Aim: Determine how many lines in these records hold "jeho". Only the number is wanted.

Data in this exercise:
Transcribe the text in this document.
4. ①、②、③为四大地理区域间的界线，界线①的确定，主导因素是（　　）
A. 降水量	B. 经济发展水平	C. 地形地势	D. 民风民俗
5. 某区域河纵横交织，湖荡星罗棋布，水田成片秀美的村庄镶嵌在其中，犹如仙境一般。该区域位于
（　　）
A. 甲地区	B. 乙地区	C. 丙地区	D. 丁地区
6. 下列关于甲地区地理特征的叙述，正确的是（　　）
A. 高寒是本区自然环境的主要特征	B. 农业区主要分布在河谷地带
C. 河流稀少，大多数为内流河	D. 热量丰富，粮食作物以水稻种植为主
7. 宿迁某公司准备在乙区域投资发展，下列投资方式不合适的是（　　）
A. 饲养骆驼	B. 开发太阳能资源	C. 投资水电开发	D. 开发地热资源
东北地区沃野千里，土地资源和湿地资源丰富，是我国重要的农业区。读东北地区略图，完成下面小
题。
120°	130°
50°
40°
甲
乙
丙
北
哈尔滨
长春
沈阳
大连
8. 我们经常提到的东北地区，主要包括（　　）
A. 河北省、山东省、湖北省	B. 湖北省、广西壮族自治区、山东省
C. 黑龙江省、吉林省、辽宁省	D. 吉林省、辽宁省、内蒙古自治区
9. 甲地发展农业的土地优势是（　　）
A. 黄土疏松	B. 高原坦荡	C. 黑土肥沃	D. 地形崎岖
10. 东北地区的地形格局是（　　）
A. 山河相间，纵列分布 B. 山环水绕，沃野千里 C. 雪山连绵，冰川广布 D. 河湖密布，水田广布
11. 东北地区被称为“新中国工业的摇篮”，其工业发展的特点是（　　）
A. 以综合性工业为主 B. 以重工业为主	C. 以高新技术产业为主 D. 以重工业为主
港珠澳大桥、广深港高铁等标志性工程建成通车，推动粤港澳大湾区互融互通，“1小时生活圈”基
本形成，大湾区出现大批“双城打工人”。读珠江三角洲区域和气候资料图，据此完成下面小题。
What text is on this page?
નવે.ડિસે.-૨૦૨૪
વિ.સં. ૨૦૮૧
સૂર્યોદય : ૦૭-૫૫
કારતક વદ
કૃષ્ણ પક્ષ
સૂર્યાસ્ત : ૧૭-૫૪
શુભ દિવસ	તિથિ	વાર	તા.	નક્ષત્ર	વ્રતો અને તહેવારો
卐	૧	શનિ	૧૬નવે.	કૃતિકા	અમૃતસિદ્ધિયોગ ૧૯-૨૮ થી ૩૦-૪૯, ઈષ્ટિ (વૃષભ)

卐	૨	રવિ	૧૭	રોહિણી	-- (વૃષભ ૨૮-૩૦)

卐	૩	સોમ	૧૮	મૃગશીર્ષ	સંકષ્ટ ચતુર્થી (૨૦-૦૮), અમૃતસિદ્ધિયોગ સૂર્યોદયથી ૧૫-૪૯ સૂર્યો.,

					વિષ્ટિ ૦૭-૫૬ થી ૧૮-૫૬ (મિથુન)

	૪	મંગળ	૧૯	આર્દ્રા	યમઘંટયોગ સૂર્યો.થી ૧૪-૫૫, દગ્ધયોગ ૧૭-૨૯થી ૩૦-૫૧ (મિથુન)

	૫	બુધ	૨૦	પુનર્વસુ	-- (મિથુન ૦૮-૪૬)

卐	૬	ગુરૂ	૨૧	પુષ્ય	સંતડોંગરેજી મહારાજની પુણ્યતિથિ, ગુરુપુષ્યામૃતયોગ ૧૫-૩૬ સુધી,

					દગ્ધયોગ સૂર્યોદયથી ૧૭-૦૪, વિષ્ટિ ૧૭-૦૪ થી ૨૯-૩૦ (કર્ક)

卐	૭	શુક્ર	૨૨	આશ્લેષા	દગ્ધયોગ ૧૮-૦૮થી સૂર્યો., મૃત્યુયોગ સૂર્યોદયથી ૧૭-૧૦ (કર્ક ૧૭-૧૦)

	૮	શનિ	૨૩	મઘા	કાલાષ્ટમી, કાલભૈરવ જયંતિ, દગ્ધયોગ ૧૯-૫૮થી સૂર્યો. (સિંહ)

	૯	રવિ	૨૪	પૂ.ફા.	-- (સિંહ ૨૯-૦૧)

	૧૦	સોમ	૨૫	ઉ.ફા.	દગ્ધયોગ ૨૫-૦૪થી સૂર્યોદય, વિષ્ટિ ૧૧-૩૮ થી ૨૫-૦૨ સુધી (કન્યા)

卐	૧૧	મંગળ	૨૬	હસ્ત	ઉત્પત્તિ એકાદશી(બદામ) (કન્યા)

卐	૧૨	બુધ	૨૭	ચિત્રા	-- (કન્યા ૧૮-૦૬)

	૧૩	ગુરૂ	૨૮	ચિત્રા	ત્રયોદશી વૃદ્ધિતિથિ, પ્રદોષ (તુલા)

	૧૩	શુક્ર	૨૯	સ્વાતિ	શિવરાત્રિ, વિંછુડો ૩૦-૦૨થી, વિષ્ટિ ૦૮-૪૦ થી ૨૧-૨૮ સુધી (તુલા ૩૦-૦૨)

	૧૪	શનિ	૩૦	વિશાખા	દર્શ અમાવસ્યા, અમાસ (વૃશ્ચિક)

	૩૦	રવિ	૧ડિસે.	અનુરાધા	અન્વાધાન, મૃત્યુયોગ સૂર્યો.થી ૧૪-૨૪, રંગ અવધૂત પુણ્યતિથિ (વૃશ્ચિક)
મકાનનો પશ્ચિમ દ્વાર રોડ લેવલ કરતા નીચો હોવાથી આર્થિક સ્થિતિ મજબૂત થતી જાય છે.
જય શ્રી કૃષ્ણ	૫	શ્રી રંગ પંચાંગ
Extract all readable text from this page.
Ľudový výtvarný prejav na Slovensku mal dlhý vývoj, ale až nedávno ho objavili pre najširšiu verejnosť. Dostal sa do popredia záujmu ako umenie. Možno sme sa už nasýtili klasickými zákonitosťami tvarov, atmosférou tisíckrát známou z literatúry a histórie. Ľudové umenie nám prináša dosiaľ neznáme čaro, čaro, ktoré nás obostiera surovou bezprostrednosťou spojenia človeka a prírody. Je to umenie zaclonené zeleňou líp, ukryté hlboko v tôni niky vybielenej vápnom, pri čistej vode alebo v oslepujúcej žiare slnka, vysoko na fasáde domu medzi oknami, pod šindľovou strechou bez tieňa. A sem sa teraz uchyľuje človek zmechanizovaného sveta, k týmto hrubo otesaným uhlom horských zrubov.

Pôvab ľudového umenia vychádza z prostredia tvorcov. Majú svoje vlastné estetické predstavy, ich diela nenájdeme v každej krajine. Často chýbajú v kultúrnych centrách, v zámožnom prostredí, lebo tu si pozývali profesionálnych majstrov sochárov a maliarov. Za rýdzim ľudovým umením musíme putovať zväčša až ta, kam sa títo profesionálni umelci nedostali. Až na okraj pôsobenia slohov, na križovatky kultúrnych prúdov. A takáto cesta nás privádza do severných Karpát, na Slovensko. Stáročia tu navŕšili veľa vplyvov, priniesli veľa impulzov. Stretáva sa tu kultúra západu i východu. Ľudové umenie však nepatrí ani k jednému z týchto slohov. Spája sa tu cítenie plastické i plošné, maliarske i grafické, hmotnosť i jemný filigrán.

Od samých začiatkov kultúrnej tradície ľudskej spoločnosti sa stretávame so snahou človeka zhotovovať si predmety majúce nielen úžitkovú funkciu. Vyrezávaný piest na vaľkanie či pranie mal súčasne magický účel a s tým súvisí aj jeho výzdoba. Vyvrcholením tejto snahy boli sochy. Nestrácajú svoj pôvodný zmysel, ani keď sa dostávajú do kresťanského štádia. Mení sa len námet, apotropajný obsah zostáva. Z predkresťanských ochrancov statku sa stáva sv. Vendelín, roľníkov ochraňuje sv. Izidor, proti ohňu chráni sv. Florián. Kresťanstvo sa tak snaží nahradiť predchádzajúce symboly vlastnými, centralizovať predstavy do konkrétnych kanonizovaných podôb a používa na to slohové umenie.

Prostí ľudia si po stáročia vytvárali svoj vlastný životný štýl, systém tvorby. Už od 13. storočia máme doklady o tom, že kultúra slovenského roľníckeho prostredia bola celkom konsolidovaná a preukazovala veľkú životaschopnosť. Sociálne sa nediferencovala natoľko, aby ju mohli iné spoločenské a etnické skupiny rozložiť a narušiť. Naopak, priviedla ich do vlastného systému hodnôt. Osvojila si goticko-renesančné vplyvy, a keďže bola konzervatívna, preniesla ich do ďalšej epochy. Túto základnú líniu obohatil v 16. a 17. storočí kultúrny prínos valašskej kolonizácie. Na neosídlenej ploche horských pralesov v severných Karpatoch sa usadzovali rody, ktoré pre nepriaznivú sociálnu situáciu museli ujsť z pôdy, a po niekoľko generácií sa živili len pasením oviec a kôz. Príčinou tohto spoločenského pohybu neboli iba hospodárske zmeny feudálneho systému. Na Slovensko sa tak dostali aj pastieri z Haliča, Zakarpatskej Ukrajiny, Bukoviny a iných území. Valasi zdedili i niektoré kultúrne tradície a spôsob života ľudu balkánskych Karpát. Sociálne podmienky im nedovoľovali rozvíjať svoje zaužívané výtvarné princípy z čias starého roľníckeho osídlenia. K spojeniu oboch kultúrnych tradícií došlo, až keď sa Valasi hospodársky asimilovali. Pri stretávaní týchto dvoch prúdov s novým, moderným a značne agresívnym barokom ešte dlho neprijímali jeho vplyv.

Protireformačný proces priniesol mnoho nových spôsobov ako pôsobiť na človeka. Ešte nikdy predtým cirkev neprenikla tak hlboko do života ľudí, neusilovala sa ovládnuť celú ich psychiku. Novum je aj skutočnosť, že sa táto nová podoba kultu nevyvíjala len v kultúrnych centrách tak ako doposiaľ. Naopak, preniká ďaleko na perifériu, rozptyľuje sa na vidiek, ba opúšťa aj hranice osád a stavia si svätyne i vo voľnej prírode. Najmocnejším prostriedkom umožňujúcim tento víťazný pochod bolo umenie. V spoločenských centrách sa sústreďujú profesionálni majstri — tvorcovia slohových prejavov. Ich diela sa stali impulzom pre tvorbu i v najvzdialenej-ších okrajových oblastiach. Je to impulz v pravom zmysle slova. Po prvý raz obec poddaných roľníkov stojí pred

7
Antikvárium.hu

Full answer: 2